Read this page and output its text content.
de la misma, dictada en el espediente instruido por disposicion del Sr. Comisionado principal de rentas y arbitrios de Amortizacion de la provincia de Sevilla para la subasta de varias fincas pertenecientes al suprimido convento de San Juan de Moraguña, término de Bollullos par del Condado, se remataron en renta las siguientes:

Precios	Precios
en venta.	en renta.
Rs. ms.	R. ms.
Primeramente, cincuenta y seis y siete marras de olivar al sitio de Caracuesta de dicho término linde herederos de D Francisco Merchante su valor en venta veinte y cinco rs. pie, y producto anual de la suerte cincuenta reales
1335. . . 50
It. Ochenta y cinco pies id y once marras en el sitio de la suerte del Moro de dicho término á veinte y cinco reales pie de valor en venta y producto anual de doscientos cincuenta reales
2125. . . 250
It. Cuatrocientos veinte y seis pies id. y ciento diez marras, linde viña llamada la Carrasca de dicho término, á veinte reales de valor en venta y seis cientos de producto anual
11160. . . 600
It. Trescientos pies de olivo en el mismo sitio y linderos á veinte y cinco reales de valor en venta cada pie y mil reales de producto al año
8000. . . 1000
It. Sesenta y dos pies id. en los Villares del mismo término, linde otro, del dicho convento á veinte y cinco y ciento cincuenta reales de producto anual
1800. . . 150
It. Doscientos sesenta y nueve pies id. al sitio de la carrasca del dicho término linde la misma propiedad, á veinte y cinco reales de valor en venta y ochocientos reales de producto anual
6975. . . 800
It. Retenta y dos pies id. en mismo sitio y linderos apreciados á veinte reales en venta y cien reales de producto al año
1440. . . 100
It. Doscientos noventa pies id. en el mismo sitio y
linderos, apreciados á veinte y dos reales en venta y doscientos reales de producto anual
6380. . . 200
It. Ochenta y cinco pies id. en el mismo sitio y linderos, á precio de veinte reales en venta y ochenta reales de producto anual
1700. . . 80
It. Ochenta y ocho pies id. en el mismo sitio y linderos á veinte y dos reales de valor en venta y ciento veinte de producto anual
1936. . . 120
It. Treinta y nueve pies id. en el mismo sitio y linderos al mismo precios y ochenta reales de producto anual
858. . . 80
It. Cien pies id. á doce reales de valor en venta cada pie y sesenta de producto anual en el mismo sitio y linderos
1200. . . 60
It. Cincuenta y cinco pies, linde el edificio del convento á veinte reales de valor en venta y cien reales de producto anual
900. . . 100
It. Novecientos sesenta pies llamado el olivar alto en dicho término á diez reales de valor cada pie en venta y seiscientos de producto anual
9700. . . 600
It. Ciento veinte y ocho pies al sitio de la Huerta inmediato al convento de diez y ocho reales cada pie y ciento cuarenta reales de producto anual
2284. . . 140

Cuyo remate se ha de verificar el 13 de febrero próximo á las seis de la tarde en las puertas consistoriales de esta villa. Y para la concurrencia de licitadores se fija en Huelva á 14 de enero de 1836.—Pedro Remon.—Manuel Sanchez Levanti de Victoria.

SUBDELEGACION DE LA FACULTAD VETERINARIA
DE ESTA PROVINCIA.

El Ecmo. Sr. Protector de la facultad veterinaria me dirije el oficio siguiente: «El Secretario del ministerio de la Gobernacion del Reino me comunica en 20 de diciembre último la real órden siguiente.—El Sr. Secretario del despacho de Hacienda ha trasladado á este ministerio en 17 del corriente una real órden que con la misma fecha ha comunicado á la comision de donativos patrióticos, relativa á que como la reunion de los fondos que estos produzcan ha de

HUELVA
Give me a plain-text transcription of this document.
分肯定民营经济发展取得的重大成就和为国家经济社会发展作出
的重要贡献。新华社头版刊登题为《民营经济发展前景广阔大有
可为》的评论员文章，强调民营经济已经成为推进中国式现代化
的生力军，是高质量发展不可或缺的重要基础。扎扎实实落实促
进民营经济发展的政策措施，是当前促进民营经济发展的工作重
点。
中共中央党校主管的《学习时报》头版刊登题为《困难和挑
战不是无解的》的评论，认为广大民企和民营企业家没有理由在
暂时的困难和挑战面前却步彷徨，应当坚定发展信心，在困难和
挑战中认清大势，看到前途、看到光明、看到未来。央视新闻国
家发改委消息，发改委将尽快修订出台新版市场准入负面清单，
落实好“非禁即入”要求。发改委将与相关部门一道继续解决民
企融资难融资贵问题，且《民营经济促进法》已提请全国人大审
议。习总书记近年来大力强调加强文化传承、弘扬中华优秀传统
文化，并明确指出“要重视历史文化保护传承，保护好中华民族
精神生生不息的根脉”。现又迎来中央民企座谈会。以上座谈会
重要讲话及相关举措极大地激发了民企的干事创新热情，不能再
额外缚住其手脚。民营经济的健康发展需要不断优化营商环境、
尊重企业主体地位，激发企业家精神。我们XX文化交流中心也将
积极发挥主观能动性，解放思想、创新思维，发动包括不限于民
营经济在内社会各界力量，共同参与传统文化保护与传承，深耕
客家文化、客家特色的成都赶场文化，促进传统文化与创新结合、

════════════════════

Print the entries exactly. Include every one.

Read this page and output its text content.
de la misma, dictada en el espediente instruido por disposicion del Sr. Comisionado principal de rentas y arbitrios de Amortizacion de la provincia de Sevilla para la subasta de varias fincas pertenecientes al suprimido convento de San Juan de Moraguña, término de Bollullos par del Condado, se remataron en renta las siguientes:

Precios	Precios
en venta.	en renta.
Rs. ms.	R. ms.
Primeramente, cincuenta y seis y siete marras de olivar al sitio de Caracuesta de dicho término linde herederos de D Francisco Merchante su valor en venta veinte y cinco rs. pie, y producto anual de la suerte cincuenta reales
1335. . . 50
It. Ochenta y cinco pies id y once marras en el sitio de la suerte del Moro de dicho término á veinte y cinco reales pie de valor en venta y producto anual de doscientos cincuenta reales
2125. . . 250
It. Cuatrocientos veinte y seis pies id. y ciento diez marras, linde viña llamada la Carrasca de dicho término, á veinte reales de valor en venta y seis cientos de producto anual
11160. . . 600
It. Trescientos pies de olivo en el mismo sitio y linderos á veinte y cinco reales de valor en venta cada pie y mil reales de producto al año
8000. . . 1000
It. Sesenta y dos pies id. en los Villares del mismo término, linde otro, del dicho convento á veinte y cinco y ciento cincuenta reales de producto anual
1800. . . 150
It. Doscientos sesenta y nueve pies id. al sitio de la carrasca del dicho término linde la misma propiedad, á veinte y cinco reales de valor en venta y ochocientos reales de producto anual
6975. . . 800
It. Retenta y dos pies id. en mismo sitio y linderos apreciados á veinte reales en venta y cien reales de producto al año
1440. . . 100
It. Doscientos noventa pies id. en el mismo sitio y
linderos, apreciados á veinte y dos reales en venta y doscientos reales de producto anual
6380. . . 200
It. Ochenta y cinco pies id. en el mismo sitio y linderos, á precio de veinte reales en venta y ochenta reales de producto anual
1700. . . 80
It. Ochenta y ocho pies id. en el mismo sitio y linderos á veinte y dos reales de valor en venta y ciento veinte de producto anual
1936. . . 120
It. Treinta y nueve pies id. en el mismo sitio y linderos al mismo precios y ochenta reales de producto anual
858. . . 80
It. Cien pies id. á doce reales de valor en venta cada pie y sesenta de producto anual en el mismo sitio y linderos
1200. . . 60
It. Cincuenta y cinco pies, linde el edificio del convento á veinte reales de valor en venta y cien reales de producto anual
900. . . 100
It. Novecientos sesenta pies llamado el olivar alto en dicho término á diez reales de valor cada pie en venta y seiscientos de producto anual
9700. . . 600
It. Ciento veinte y ocho pies al sitio de la Huerta inmediato al convento de diez y ocho reales cada pie y ciento cuarenta reales de producto anual
2284. . . 140

Cuyo remate se ha de verificar el 13 de febrero próximo á las seis de la tarde en las puertas consistoriales de esta villa. Y para la concurrencia de licitadores se fija en Huelva á 14 de enero de 1836.—Pedro Remon.—Manuel Sanchez Levanti de Victoria.

SUBDELEGACION DE LA FACULTAD VETERINARIA
DE ESTA PROVINCIA.

El Ecmo. Sr. Protector de la facultad veterinaria me dirije el oficio siguiente: «El Secretario del ministerio de la Gobernacion del Reino me comunica en 20 de diciembre último la real órden siguiente.—El Sr. Secretario del despacho de Hacienda ha trasladado á este ministerio en 17 del corriente una real órden que con la misma fecha ha comunicado á la comision de donativos patrióticos, relativa á que como la reunion de los fondos que estos produzcan ha de

HUELVA
Give me a plain-text transcription of this document.
分肯定民营经济发展取得的重大成就和为国家经济社会发展作出
的重要贡献。新华社头版刊登题为《民营经济发展前景广阔大有
可为》的评论员文章，强调民营经济已经成为推进中国式现代化
的生力军，是高质量发展不可或缺的重要基础。扎扎实实落实促
进民营经济发展的政策措施，是当前促进民营经济发展的工作重
点。
中共中央党校主管的《学习时报》头版刊登题为《困难和挑
战不是无解的》的评论，认为广大民企和民营企业家没有理由在
暂时的困难和挑战面前却步彷徨，应当坚定发展信心，在困难和
挑战中认清大势，看到前途、看到光明、看到未来。央视新闻国
家发改委消息，发改委将尽快修订出台新版市场准入负面清单，
落实好“非禁即入”要求。发改委将与相关部门一道继续解决民
企融资难融资贵问题，且《民营经济促进法》已提请全国人大审
议。习总书记近年来大力强调加强文化传承、弘扬中华优秀传统
文化，并明确指出“要重视历史文化保护传承，保护好中华民族
精神生生不息的根脉”。现又迎来中央民企座谈会。以上座谈会
重要讲话及相关举措极大地激发了民企的干事创新热情，不能再
额外缚住其手脚。民营经济的健康发展需要不断优化营商环境、
尊重企业主体地位，激发企业家精神。我们XX文化交流中心也将
积极发挥主观能动性，解放思想、创新思维，发动包括不限于民
营经济在内社会各界力量，共同参与传统文化保护与传承，深耕
客家文化、客家特色的成都赶场文化，促进传统文化与创新结合、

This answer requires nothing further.